# Given instruction
Copy out every line that contains the word "JSON".

— BEGIN —

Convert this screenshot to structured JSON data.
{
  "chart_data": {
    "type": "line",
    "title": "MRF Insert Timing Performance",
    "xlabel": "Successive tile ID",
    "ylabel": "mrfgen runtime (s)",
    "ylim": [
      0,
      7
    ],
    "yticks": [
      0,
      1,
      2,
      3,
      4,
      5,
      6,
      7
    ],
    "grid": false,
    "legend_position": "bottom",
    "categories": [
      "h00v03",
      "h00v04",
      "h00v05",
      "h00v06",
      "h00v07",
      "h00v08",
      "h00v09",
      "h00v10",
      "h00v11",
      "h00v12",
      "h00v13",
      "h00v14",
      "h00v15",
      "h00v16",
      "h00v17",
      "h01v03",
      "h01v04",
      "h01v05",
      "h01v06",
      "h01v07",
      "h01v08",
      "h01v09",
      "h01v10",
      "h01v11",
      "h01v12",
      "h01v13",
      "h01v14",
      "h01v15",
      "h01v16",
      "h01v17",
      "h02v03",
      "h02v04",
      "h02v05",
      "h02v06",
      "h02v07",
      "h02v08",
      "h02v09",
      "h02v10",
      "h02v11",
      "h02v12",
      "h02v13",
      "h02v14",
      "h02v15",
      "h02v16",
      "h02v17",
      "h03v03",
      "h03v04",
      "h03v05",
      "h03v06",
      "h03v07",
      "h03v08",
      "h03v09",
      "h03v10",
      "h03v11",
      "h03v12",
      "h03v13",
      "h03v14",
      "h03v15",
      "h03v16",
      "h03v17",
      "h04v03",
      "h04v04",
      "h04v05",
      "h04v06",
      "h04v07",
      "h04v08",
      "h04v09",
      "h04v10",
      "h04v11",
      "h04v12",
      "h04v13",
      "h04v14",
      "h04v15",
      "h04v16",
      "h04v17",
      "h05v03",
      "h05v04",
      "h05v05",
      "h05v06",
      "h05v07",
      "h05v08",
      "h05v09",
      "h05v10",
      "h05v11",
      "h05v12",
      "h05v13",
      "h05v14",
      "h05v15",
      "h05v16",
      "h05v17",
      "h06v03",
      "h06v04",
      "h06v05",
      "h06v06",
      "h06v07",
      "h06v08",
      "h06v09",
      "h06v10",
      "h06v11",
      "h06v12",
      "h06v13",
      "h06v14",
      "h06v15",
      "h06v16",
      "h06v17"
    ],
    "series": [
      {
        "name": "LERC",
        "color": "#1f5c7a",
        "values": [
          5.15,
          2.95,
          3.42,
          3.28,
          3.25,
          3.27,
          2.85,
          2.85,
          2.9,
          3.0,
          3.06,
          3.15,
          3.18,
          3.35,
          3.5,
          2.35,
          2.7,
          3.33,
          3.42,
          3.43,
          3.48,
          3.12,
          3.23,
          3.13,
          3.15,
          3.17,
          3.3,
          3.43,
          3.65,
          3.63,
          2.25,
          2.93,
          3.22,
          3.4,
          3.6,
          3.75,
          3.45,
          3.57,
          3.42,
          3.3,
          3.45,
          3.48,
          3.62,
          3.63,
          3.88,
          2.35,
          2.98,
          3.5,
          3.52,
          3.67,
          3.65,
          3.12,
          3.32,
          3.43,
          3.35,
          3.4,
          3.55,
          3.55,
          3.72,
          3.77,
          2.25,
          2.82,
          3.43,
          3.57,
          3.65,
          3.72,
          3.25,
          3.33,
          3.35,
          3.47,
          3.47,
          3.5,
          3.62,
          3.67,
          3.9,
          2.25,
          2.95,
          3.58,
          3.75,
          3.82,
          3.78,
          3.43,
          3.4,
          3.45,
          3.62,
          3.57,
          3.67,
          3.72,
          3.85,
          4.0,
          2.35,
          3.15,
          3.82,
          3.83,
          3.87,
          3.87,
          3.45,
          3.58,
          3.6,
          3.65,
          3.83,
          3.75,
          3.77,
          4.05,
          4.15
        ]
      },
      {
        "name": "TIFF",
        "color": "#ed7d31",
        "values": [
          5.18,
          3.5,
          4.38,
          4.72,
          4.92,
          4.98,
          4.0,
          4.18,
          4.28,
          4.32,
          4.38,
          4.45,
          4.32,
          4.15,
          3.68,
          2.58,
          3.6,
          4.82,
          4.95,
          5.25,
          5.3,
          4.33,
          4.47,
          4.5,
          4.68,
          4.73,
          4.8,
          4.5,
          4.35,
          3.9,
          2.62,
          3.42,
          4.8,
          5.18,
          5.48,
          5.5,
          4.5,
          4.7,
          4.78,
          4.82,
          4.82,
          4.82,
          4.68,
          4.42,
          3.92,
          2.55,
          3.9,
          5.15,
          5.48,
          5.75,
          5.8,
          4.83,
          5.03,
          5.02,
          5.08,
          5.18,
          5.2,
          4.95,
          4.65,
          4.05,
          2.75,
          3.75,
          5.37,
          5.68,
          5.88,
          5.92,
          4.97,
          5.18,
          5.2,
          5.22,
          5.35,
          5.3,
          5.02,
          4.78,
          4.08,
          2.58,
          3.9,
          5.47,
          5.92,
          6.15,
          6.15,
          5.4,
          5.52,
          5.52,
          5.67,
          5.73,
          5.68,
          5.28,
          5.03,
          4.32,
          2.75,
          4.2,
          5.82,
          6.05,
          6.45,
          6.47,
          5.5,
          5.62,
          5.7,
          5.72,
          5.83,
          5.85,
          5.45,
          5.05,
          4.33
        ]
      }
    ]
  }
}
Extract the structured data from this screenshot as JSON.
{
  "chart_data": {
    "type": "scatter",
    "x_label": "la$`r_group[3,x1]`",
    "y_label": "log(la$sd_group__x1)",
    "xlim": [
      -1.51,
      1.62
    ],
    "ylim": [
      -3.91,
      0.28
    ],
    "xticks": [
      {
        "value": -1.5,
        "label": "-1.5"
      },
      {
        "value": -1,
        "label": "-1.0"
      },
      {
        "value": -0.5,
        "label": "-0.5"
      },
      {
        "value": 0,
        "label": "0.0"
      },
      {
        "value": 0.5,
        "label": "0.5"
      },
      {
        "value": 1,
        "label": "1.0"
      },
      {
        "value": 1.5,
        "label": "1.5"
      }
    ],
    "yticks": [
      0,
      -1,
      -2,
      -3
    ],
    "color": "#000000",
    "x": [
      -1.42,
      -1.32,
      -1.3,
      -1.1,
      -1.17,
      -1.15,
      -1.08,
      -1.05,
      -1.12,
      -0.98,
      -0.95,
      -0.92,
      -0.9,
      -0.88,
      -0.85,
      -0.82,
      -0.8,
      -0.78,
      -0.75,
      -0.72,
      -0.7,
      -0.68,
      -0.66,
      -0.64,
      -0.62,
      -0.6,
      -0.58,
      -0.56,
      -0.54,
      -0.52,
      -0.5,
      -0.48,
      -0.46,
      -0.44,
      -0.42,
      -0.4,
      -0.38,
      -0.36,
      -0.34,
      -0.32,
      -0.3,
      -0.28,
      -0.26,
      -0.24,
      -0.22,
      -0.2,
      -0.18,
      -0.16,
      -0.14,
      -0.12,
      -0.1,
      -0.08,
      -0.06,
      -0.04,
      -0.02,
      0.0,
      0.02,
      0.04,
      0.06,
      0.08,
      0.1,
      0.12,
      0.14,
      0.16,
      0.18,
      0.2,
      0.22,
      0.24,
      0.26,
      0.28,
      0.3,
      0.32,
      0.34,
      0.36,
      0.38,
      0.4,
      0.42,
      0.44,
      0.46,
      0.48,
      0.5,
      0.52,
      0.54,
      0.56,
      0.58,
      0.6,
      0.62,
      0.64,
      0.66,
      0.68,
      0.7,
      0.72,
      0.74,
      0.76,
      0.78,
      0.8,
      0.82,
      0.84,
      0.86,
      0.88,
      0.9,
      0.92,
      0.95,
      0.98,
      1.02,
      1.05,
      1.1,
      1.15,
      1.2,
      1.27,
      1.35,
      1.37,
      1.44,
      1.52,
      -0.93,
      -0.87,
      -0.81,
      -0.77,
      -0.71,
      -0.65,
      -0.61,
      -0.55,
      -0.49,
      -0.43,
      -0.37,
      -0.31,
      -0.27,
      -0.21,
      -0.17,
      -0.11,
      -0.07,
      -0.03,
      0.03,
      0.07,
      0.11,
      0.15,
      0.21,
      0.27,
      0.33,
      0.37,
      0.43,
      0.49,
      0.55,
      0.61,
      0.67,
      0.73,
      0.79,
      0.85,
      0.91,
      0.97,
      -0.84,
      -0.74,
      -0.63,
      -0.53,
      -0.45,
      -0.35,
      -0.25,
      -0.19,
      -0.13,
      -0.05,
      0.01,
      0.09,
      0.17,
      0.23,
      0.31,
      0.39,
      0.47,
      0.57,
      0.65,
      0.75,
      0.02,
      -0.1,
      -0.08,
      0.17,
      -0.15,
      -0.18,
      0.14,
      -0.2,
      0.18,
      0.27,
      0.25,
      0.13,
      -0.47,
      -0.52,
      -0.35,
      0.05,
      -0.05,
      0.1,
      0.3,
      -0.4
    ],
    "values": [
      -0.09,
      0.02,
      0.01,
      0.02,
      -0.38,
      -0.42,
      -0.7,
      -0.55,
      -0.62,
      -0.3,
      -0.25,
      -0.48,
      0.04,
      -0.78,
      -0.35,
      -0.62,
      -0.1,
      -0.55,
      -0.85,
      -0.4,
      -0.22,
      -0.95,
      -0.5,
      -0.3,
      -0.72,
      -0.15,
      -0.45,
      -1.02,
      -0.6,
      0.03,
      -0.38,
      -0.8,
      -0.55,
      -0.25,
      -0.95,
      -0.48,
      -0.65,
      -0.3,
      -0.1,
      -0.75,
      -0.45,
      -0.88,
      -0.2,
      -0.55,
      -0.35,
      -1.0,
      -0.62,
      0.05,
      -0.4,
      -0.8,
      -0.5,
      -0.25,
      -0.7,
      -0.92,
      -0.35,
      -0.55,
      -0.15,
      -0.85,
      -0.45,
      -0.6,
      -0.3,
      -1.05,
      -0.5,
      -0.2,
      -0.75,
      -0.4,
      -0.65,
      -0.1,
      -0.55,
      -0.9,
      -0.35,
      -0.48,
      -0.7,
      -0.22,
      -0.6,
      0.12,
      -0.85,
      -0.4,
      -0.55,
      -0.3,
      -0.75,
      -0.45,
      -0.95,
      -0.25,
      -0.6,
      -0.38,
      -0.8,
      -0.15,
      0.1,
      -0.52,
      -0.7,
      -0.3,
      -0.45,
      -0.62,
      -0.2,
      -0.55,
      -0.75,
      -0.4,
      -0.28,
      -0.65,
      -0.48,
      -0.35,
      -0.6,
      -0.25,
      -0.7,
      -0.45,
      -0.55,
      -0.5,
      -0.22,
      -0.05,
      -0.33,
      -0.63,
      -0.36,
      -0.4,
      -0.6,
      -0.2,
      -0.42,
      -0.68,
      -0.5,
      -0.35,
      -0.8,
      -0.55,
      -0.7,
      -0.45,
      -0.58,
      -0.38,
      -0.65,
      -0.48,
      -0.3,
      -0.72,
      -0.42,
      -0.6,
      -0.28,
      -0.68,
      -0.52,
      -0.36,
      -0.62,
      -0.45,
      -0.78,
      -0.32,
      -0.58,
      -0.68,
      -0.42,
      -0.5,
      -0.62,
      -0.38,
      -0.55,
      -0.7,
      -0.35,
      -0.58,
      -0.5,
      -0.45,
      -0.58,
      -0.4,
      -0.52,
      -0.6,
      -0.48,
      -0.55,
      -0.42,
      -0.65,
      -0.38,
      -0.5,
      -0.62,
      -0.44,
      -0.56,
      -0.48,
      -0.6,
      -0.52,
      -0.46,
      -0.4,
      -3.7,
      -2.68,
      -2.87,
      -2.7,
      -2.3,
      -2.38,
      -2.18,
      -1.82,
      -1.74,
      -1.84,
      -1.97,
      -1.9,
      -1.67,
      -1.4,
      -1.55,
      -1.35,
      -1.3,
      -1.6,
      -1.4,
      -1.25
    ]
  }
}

— END —

# Answer to this task
Convert this screenshot to structured JSON data.
Extract the structured data from this screenshot as JSON.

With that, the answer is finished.